*The request*
Every record should be written out exactly, please.

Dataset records
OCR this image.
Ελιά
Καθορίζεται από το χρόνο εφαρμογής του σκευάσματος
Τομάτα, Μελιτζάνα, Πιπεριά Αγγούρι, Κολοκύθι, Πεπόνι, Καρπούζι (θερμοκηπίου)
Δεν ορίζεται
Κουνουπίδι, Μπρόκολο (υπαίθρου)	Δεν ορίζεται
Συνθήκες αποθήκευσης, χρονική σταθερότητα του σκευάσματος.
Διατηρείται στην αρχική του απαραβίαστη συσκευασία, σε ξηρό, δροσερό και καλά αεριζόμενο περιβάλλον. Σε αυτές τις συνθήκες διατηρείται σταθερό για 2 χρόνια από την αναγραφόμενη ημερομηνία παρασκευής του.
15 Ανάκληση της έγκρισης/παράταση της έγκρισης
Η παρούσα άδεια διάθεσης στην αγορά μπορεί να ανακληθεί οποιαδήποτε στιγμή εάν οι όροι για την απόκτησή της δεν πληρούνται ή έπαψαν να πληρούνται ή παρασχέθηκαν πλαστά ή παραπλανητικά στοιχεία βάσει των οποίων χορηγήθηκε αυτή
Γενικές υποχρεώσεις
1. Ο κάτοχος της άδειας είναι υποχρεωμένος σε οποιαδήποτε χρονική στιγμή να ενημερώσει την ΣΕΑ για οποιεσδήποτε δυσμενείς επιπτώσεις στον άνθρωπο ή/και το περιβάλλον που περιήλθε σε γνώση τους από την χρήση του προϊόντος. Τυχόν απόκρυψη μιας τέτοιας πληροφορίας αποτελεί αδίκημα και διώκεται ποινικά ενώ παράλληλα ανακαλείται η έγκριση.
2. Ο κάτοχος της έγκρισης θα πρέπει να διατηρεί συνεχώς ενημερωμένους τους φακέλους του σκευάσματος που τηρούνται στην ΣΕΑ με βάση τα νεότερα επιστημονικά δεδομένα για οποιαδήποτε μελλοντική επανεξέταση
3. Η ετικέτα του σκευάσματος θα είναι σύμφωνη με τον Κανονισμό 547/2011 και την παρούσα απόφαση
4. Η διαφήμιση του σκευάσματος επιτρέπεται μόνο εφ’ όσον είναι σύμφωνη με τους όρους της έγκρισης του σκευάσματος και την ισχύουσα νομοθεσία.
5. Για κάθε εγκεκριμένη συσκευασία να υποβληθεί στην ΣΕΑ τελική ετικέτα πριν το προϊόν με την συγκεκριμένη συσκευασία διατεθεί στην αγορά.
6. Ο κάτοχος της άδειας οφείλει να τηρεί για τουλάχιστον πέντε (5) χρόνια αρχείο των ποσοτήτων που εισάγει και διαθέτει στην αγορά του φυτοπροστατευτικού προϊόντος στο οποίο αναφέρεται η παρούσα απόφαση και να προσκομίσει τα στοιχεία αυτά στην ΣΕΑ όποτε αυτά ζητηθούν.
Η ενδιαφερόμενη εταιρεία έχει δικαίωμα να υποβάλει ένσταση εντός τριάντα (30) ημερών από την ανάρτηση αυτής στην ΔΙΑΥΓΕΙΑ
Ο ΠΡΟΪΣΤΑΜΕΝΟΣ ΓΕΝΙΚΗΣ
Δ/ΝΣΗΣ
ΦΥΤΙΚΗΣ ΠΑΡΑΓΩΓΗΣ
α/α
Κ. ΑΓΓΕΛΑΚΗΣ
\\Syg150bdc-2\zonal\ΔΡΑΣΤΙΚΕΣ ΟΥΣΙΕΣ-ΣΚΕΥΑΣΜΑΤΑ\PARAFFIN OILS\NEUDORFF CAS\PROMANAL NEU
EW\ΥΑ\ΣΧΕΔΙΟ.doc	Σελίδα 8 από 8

*Problem solution*
OCR this image.
Ελιά
Καθορίζεται από το χρόνο εφαρμογής του σκευάσματος
Τομάτα, Μελιτζάνα, Πιπεριά Αγγούρι, Κολοκύθι, Πεπόνι, Καρπούζι (θερμοκηπίου)
Δεν ορίζεται
Κουνουπίδι, Μπρόκολο (υπαίθρου)	Δεν ορίζεται
Συνθήκες αποθήκευσης, χρονική σταθερότητα του σκευάσματος.
Διατηρείται στην αρχική του απαραβίαστη συσκευασία, σε ξηρό, δροσερό και καλά αεριζόμενο περιβάλλον. Σε αυτές τις συνθήκες διατηρείται σταθερό για 2 χρόνια από την αναγραφόμενη ημερομηνία παρασκευής του.
15 Ανάκληση της έγκρισης/παράταση της έγκρισης
Η παρούσα άδεια διάθεσης στην αγορά μπορεί να ανακληθεί οποιαδήποτε στιγμή εάν οι όροι για την απόκτησή της δεν πληρούνται ή έπαψαν να πληρούνται ή παρασχέθηκαν πλαστά ή παραπλανητικά στοιχεία βάσει των οποίων χορηγήθηκε αυτή
Γενικές υποχρεώσεις
1. Ο κάτοχος της άδειας είναι υποχρεωμένος σε οποιαδήποτε χρονική στιγμή να ενημερώσει την ΣΕΑ για οποιεσδήποτε δυσμενείς επιπτώσεις στον άνθρωπο ή/και το περιβάλλον που περιήλθε σε γνώση τους από την χρήση του προϊόντος. Τυχόν απόκρυψη μιας τέτοιας πληροφορίας αποτελεί αδίκημα και διώκεται ποινικά ενώ παράλληλα ανακαλείται η έγκριση.
2. Ο κάτοχος της έγκρισης θα πρέπει να διατηρεί συνεχώς ενημερωμένους τους φακέλους του σκευάσματος που τηρούνται στην ΣΕΑ με βάση τα νεότερα επιστημονικά δεδομένα για οποιαδήποτε μελλοντική επανεξέταση
3. Η ετικέτα του σκευάσματος θα είναι σύμφωνη με τον Κανονισμό 547/2011 και την παρούσα απόφαση
4. Η διαφήμιση του σκευάσματος επιτρέπεται μόνο εφ’ όσον είναι σύμφωνη με τους όρους της έγκρισης του σκευάσματος και την ισχύουσα νομοθεσία.
5. Για κάθε εγκεκριμένη συσκευασία να υποβληθεί στην ΣΕΑ τελική ετικέτα πριν το προϊόν με την συγκεκριμένη συσκευασία διατεθεί στην αγορά.
6. Ο κάτοχος της άδειας οφείλει να τηρεί για τουλάχιστον πέντε (5) χρόνια αρχείο των ποσοτήτων που εισάγει και διαθέτει στην αγορά του φυτοπροστατευτικού προϊόντος στο οποίο αναφέρεται η παρούσα απόφαση και να προσκομίσει τα στοιχεία αυτά στην ΣΕΑ όποτε αυτά ζητηθούν.
Η ενδιαφερόμενη εταιρεία έχει δικαίωμα να υποβάλει ένσταση εντός τριάντα (30) ημερών από την ανάρτηση αυτής στην ΔΙΑΥΓΕΙΑ
Ο ΠΡΟΪΣΤΑΜΕΝΟΣ ΓΕΝΙΚΗΣ
Δ/ΝΣΗΣ
ΦΥΤΙΚΗΣ ΠΑΡΑΓΩΓΗΣ
α/α
Κ. ΑΓΓΕΛΑΚΗΣ
\\Syg150bdc-2\zonal\ΔΡΑΣΤΙΚΕΣ ΟΥΣΙΕΣ-ΣΚΕΥΑΣΜΑΤΑ\PARAFFIN OILS\NEUDORFF CAS\PROMANAL NEU
EW\ΥΑ\ΣΧΕΔΙΟ.doc	Σελίδα 8 από 8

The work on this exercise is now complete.